Extracted text
---*---

Government’s statements and actions concerning the controversial Karpowership create the impression that the ANC government is willing to throw all environmental concerns overboard.

Part of the 2020 emergency power plan was that these floating power stations would be connected to the national power grid at Richards Bay, Coega and Saldanha Bay.

The FF Plus’s criticism at the time related to a twenty-year contract at a fixed rate. An emergency power contract should not exceed three years, at the most.

In the meantime, a drawn-out legal battle ensued, which included decisions against the Karpowership by the Minister of Environmental Affairs, Forestry and Fisheries, Ms Barbara Creecy, as well as several court rulings.

Meanwhile, allegations arose that the Minister of Transport had instructed Transnet in March this year to create designated spaces, which must be available for the next twenty years, at the ports in question so that the powerships can dock there.

According to reports, Transnet was very resistant because it is currently expanding these ports and complying with such an instruction will come at a hefty price.

---*---

Task A
Translate this sentence from the Karpowership text into Spanish: "The FF Plus’s criticism at the time related to a twenty-year contract at a fixed rate."
Task B
Carry on the Karpowership text from the point where it stops.

Layout records:
---*---

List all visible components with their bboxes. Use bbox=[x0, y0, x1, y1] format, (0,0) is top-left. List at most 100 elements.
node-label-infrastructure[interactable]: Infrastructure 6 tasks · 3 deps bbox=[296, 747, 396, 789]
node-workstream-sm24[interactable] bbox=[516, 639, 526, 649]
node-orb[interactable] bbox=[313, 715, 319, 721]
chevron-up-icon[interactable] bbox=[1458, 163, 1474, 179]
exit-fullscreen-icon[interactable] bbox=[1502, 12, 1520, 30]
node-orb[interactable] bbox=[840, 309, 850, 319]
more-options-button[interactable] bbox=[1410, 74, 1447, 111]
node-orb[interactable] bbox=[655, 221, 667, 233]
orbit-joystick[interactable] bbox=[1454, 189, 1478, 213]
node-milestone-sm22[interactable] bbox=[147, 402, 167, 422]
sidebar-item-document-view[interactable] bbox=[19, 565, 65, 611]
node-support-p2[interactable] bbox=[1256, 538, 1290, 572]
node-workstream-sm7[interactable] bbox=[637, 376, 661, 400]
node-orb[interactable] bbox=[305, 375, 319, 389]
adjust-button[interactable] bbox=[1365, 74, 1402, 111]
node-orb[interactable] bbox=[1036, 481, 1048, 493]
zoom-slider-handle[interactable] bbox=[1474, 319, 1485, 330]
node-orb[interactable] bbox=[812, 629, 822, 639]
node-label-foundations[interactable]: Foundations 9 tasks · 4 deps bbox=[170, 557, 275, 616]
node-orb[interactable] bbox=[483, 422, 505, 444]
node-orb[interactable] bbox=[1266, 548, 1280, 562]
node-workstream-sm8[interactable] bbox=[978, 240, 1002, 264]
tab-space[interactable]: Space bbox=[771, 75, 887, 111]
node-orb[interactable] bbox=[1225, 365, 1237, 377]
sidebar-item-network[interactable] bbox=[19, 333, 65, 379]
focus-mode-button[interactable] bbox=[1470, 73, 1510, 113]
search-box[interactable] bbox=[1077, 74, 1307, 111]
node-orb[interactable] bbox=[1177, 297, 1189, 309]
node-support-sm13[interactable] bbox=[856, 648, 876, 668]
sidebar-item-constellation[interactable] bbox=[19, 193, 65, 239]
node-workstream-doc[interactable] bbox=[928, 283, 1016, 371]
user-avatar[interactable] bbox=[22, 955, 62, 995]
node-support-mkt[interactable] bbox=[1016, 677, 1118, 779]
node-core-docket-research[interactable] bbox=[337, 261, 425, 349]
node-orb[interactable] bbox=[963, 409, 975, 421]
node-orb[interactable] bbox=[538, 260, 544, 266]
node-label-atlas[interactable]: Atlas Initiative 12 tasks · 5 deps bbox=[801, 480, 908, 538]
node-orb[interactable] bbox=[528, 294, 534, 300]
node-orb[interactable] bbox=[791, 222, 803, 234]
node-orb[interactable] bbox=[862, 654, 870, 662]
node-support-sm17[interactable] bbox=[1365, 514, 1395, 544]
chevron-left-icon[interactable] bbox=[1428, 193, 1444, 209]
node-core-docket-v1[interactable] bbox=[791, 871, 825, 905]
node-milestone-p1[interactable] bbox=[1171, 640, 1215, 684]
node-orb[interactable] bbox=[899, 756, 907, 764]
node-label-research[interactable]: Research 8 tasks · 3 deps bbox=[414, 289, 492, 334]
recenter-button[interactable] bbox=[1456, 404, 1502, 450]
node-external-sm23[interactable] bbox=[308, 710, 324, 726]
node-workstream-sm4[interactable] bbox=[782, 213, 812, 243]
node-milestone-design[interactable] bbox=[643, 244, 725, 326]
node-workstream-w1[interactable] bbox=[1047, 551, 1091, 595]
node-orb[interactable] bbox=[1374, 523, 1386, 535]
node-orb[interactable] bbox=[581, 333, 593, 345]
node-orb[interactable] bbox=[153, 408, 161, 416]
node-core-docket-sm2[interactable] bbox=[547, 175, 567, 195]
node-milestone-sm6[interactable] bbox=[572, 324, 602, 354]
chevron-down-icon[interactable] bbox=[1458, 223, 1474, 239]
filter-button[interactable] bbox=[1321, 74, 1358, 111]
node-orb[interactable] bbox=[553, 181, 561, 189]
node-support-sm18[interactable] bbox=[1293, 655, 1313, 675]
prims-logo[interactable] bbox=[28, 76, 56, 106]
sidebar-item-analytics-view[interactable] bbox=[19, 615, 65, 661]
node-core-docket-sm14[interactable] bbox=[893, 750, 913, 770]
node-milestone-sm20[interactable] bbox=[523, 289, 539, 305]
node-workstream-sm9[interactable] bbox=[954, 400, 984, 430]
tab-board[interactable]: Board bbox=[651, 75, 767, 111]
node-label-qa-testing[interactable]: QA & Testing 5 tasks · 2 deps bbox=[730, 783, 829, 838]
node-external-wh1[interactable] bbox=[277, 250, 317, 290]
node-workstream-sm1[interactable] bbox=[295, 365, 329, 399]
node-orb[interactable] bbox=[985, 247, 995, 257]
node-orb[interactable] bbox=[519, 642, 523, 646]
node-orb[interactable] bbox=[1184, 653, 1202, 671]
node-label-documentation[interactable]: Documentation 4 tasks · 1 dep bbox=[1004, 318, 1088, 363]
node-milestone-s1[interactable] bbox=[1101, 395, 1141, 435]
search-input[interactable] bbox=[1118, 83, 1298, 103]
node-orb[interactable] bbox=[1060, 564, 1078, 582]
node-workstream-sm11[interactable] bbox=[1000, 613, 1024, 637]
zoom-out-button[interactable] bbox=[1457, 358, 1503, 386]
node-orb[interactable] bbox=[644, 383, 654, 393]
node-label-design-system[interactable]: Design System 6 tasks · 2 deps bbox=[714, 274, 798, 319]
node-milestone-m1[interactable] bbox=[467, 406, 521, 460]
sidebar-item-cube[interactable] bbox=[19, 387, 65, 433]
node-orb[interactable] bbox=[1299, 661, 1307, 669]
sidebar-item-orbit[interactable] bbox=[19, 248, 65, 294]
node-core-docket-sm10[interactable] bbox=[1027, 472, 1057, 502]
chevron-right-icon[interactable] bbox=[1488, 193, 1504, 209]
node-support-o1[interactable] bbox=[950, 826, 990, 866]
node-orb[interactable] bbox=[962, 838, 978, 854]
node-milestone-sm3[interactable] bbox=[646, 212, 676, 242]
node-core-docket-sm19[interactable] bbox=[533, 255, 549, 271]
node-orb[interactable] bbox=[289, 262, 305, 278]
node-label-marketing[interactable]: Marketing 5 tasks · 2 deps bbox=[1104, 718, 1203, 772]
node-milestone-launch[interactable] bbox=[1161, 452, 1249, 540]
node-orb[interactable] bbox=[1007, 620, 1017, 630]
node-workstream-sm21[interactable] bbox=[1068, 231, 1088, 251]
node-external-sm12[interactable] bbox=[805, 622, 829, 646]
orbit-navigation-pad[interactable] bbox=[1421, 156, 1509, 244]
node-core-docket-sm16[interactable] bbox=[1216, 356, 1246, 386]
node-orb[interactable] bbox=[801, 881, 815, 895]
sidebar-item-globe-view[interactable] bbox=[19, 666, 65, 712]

---*---

Exercise result A
La crítica del FF Plus en ese momento se refería a un contrato de veinte años a una tarifa fija.

Exercise result B
It is against this backdrop that President Cyril Ramaphosa declared in the National Assembly during a question-and-answer session last Thursday that if it were up to him, the powerships would have been supplying power to South Africa long ago already.

During the discussion of his budget vote, Mr Gwede Mantashe, Minister of Mineral Resources and Energy, declared that certain powers with an anti-development agenda are exploiting environmental concerns for their own benefit.

That was a direct reference to the rejection of Karpowership’s environmental applications.

The only conclusion is that the ANC government wants to ignore carefully considered environmental decisions while simultaneously chaining South African power consumers and Transnet to an exorbitant long-term contract.

The question is why.

With an expensive election campaign up ahead and the ANC’s dire financial position in mind, one cannot help but wonder whether the two matters are somehow related.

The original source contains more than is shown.